╔══

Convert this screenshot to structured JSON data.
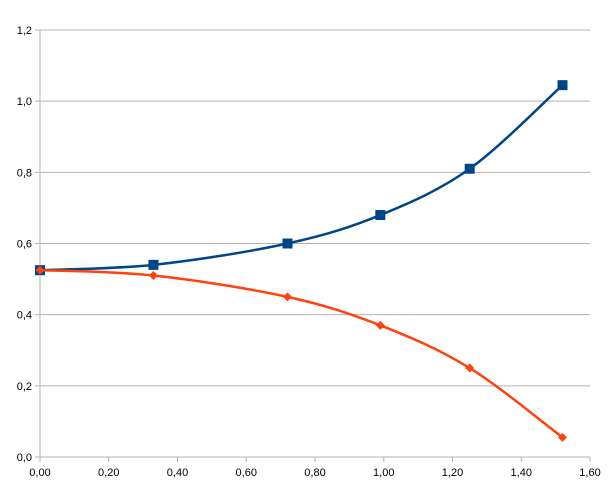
{
  "chart_data": {
    "type": "line",
    "title": "",
    "xlabel": "",
    "ylabel": "",
    "xlim": [
      0,
      1.6
    ],
    "ylim": [
      0,
      1.2
    ],
    "x_ticks": [
      0.0,
      0.2,
      0.4,
      0.6,
      0.8,
      1.0,
      1.2,
      1.4,
      1.6
    ],
    "x_tick_labels": [
      "0,00",
      "0,20",
      "0,40",
      "0,60",
      "0,80",
      "1,00",
      "1,20",
      "1,40",
      "1,60"
    ],
    "y_ticks": [
      0.0,
      0.2,
      0.4,
      0.6,
      0.8,
      1.0,
      1.2
    ],
    "y_tick_labels": [
      "0,0",
      "0,2",
      "0,4",
      "0,6",
      "0,8",
      "1,0",
      "1,2"
    ],
    "grid": {
      "horizontal": true,
      "vertical": false
    },
    "legend": "none",
    "series": [
      {
        "marker": "square",
        "color": "#004586",
        "smooth": true,
        "points": [
          {
            "x": 0.0,
            "y": 0.525
          },
          {
            "x": 0.33,
            "y": 0.54
          },
          {
            "x": 0.72,
            "y": 0.6
          },
          {
            "x": 0.99,
            "y": 0.68
          },
          {
            "x": 1.25,
            "y": 0.81
          },
          {
            "x": 1.52,
            "y": 1.045
          }
        ]
      },
      {
        "marker": "diamond",
        "color": "#ff420e",
        "smooth": true,
        "points": [
          {
            "x": 0.0,
            "y": 0.525
          },
          {
            "x": 0.33,
            "y": 0.51
          },
          {
            "x": 0.72,
            "y": 0.45
          },
          {
            "x": 0.99,
            "y": 0.37
          },
          {
            "x": 1.25,
            "y": 0.25
          },
          {
            "x": 1.52,
            "y": 0.055
          }
        ]
      }
    ]
  }
}
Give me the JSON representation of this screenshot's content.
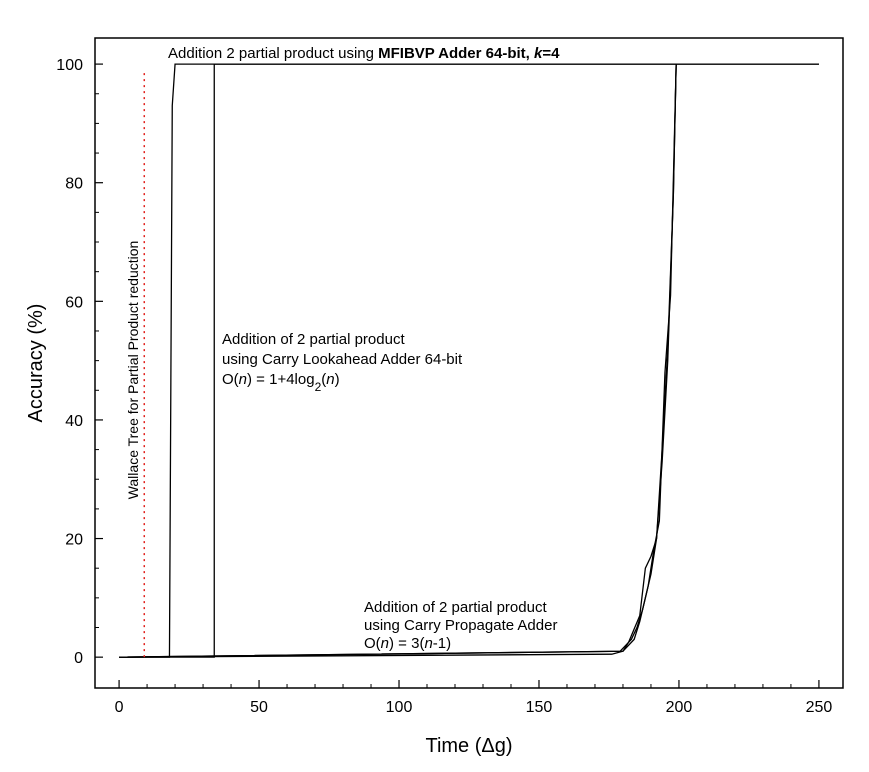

╚══

__TASK DIRECTIONS__. Leave out the pictures and print each record exactly as it stands.

__FULL ANSWER__.
Convert this screenshot to structured JSON data.
{
  "chart_data": {
    "type": "line",
    "title": "",
    "xlabel": "",
    "ylabel": "",
    "xlim": [
      0,
      1.6
    ],
    "ylim": [
      0,
      1.2
    ],
    "x_ticks": [
      0.0,
      0.2,
      0.4,
      0.6,
      0.8,
      1.0,
      1.2,
      1.4,
      1.6
    ],
    "x_tick_labels": [
      "0,00",
      "0,20",
      "0,40",
      "0,60",
      "0,80",
      "1,00",
      "1,20",
      "1,40",
      "1,60"
    ],
    "y_ticks": [
      0.0,
      0.2,
      0.4,
      0.6,
      0.8,
      1.0,
      1.2
    ],
    "y_tick_labels": [
      "0,0",
      "0,2",
      "0,4",
      "0,6",
      "0,8",
      "1,0",
      "1,2"
    ],
    "grid": {
      "horizontal": true,
      "vertical": false
    },
    "legend": "none",
    "series": [
      {
        "marker": "square",
        "color": "#004586",
        "smooth": true,
        "points": [
          {
            "x": 0.0,
            "y": 0.525
          },
          {
            "x": 0.33,
            "y": 0.54
          },
          {
            "x": 0.72,
            "y": 0.6
          },
          {
            "x": 0.99,
            "y": 0.68
          },
          {
            "x": 1.25,
            "y": 0.81
          },
          {
            "x": 1.52,
            "y": 1.045
          }
        ]
      },
      {
        "marker": "diamond",
        "color": "#ff420e",
        "smooth": true,
        "points": [
          {
            "x": 0.0,
            "y": 0.525
          },
          {
            "x": 0.33,
            "y": 0.51
          },
          {
            "x": 0.72,
            "y": 0.45
          },
          {
            "x": 0.99,
            "y": 0.37
          },
          {
            "x": 1.25,
            "y": 0.25
          },
          {
            "x": 1.52,
            "y": 0.055
          }
        ]
      }
    ]
  }
}
Give me the JSON representation of this screenshot's content.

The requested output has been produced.